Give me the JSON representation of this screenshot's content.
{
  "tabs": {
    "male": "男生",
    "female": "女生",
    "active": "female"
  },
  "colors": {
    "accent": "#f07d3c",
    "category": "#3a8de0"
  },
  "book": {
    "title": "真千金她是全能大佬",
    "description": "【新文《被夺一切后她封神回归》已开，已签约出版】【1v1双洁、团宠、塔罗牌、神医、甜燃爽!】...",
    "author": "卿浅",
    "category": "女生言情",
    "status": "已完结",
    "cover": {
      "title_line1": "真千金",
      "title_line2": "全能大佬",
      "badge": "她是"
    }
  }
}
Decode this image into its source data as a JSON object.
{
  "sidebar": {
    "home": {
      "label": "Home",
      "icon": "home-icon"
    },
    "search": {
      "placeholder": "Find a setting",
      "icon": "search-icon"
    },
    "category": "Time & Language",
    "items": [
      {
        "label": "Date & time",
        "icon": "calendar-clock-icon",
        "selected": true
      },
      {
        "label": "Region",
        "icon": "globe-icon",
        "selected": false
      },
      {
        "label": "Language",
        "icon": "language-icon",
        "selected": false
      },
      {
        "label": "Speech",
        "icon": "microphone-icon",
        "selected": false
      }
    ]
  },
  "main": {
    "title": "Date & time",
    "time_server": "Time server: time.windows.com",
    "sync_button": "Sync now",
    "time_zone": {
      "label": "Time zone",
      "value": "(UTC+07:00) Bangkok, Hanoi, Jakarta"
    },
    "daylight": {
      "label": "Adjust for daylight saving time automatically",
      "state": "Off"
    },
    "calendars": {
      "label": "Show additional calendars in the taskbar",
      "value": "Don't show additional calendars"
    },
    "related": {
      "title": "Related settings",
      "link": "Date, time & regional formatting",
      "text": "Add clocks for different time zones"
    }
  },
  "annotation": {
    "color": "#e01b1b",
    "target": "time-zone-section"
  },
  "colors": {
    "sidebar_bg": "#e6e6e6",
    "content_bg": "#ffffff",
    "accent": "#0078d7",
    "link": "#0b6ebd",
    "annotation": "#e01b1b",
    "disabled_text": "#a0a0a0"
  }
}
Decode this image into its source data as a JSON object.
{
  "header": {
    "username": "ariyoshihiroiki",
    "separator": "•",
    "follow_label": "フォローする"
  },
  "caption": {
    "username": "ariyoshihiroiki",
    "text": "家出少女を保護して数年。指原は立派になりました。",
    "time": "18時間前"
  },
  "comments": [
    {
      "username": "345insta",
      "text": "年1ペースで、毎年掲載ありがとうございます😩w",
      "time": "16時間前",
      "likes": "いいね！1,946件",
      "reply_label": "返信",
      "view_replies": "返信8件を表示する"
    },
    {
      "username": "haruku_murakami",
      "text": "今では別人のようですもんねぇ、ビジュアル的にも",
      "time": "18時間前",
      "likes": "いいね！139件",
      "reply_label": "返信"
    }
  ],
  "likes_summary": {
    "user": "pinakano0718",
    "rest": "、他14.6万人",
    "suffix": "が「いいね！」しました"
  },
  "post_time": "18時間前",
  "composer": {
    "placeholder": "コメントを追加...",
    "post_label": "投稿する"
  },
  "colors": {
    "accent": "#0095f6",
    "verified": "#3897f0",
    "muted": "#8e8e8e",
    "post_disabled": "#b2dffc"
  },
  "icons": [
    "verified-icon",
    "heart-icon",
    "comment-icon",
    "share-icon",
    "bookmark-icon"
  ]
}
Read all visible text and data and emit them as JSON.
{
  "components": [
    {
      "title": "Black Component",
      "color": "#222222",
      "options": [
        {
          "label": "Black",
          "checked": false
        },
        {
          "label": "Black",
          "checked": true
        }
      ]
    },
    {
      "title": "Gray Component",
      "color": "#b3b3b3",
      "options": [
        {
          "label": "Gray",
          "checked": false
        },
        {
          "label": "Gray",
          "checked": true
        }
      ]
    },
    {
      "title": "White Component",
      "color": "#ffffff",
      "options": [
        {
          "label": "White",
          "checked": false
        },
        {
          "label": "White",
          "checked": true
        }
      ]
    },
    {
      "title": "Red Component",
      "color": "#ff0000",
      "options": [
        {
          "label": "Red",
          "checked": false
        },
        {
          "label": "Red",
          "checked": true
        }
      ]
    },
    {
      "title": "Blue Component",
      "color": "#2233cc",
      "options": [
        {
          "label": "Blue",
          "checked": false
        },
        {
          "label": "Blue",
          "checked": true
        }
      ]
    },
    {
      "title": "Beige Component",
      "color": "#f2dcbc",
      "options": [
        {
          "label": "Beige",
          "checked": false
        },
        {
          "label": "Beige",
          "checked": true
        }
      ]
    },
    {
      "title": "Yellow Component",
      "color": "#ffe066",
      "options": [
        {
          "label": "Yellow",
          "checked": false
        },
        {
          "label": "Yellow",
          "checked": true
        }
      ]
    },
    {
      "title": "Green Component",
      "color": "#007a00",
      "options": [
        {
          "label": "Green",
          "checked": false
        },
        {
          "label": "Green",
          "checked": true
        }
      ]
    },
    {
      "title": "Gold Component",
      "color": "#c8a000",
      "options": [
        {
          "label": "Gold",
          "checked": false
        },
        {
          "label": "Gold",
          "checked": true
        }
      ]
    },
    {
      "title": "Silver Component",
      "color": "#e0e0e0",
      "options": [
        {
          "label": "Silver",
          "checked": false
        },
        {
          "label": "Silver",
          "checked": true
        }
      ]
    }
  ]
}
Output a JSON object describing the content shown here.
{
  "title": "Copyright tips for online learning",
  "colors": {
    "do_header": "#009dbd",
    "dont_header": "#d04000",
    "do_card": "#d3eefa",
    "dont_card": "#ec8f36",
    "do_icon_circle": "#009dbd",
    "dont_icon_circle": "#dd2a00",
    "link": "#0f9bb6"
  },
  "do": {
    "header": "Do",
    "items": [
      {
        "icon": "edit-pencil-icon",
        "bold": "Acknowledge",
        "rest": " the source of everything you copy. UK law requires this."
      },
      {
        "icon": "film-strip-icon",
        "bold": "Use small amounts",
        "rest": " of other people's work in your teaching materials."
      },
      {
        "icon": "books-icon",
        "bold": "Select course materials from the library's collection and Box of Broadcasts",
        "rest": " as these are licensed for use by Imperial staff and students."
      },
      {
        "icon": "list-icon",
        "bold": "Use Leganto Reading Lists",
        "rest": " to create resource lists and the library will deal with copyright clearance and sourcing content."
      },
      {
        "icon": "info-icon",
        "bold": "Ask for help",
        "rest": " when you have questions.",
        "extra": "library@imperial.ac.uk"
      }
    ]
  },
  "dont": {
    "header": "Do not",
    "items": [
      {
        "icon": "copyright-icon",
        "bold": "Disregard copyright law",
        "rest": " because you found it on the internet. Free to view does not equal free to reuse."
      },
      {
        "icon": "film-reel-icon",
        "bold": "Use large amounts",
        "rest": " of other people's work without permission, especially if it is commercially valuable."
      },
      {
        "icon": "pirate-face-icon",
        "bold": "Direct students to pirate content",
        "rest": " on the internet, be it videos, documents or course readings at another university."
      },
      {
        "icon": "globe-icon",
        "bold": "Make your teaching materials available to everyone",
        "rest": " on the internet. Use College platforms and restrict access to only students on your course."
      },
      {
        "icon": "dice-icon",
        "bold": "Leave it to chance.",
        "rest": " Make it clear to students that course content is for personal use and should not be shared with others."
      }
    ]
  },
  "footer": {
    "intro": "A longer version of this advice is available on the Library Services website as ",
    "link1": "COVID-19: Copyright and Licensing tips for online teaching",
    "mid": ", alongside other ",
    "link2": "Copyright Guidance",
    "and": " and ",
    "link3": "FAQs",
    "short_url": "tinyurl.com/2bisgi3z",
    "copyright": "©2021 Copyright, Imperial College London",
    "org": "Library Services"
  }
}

++++++++++

> **Objective**
Check each line of the data above for the string "Date" and report only how many lines have it.

> **Answer to the exercise**
3